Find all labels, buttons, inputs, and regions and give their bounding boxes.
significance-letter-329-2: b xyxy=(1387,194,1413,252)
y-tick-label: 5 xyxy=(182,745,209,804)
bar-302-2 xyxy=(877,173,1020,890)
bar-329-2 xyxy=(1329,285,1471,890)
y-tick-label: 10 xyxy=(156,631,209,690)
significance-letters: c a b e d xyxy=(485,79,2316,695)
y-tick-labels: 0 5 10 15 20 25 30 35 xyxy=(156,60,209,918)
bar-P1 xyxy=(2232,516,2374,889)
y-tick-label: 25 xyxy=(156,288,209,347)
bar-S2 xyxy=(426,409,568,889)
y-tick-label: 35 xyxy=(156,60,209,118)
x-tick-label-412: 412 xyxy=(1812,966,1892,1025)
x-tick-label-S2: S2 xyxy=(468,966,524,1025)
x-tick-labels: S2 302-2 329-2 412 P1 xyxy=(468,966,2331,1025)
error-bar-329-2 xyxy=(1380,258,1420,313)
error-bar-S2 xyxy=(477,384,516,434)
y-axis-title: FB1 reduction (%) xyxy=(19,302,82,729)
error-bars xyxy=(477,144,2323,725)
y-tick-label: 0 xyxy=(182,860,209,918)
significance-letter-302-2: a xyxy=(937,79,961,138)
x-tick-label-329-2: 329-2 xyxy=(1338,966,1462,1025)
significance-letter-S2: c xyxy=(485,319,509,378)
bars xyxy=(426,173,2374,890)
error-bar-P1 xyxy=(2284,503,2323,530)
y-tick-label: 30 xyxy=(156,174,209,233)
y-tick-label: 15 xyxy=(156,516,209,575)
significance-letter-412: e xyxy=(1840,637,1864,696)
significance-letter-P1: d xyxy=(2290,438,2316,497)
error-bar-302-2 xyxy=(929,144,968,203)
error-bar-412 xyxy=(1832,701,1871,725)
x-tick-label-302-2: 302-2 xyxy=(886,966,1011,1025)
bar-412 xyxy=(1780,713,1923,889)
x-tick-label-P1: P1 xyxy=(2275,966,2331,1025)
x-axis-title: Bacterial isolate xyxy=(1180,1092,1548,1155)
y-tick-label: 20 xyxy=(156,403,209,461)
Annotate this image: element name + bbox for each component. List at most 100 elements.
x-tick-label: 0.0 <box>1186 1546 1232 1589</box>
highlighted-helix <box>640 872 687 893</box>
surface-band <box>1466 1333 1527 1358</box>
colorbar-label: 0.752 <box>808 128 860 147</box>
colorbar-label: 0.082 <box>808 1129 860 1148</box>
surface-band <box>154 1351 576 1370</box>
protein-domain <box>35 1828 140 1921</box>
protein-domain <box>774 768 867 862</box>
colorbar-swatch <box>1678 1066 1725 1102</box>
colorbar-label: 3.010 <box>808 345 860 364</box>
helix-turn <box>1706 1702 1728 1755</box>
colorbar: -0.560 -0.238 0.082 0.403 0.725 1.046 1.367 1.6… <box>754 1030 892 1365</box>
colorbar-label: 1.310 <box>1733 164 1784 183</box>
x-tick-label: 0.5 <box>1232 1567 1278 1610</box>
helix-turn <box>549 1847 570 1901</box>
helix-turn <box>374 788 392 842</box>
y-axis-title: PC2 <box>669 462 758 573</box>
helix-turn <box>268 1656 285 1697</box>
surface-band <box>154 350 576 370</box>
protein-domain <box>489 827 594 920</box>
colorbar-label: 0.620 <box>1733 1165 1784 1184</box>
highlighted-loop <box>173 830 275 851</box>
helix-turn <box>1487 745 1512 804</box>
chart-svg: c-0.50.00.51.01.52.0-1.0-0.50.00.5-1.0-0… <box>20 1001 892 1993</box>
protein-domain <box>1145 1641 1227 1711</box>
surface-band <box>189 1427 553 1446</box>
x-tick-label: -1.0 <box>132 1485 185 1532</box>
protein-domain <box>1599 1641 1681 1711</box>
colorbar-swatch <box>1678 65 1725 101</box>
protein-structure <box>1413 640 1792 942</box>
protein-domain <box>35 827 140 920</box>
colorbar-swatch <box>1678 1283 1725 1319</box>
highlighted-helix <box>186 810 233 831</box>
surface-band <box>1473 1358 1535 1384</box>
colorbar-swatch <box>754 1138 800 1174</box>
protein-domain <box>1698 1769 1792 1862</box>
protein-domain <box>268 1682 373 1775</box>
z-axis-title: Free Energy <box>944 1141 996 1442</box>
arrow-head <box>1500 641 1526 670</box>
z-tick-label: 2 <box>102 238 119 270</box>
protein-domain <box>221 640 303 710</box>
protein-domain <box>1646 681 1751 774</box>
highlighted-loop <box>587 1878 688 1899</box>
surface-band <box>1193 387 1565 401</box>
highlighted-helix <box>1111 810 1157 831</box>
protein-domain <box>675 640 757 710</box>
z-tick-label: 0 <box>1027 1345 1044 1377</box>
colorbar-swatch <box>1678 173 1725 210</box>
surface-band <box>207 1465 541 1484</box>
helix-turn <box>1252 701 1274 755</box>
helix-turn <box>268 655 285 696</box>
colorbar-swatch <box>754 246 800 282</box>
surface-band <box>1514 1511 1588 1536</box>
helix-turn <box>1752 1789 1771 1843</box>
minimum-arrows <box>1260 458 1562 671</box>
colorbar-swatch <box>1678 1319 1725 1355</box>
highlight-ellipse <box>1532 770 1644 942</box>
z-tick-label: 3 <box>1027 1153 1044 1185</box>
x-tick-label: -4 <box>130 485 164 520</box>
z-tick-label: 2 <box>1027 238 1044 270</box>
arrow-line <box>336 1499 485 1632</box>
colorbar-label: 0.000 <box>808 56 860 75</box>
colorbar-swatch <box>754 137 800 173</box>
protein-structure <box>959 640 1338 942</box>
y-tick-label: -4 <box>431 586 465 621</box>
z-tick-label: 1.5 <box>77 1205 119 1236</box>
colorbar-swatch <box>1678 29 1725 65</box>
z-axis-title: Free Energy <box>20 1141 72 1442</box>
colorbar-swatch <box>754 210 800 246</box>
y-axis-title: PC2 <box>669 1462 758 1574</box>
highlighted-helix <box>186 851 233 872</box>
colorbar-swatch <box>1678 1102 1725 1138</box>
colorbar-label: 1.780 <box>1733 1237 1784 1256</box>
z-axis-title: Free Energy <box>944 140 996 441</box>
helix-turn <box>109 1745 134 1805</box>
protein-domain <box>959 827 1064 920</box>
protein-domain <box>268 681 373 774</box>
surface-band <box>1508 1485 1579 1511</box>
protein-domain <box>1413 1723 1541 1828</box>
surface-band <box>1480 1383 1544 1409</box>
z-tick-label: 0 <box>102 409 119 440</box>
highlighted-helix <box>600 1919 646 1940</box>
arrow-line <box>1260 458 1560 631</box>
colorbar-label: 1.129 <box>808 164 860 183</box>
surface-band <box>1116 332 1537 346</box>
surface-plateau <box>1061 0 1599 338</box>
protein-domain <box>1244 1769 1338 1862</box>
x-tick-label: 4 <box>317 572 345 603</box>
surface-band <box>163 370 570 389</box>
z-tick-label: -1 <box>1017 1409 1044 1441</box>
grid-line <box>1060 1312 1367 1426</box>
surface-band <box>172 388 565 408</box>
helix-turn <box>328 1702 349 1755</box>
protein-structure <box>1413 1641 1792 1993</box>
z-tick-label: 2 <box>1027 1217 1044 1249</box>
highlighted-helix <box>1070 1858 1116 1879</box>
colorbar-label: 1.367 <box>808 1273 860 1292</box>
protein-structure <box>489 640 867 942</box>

━━━━

Problem to solve
Within the records, how many lines include "Free"? The answer is the number and nothing else.

Answer for this exercise
3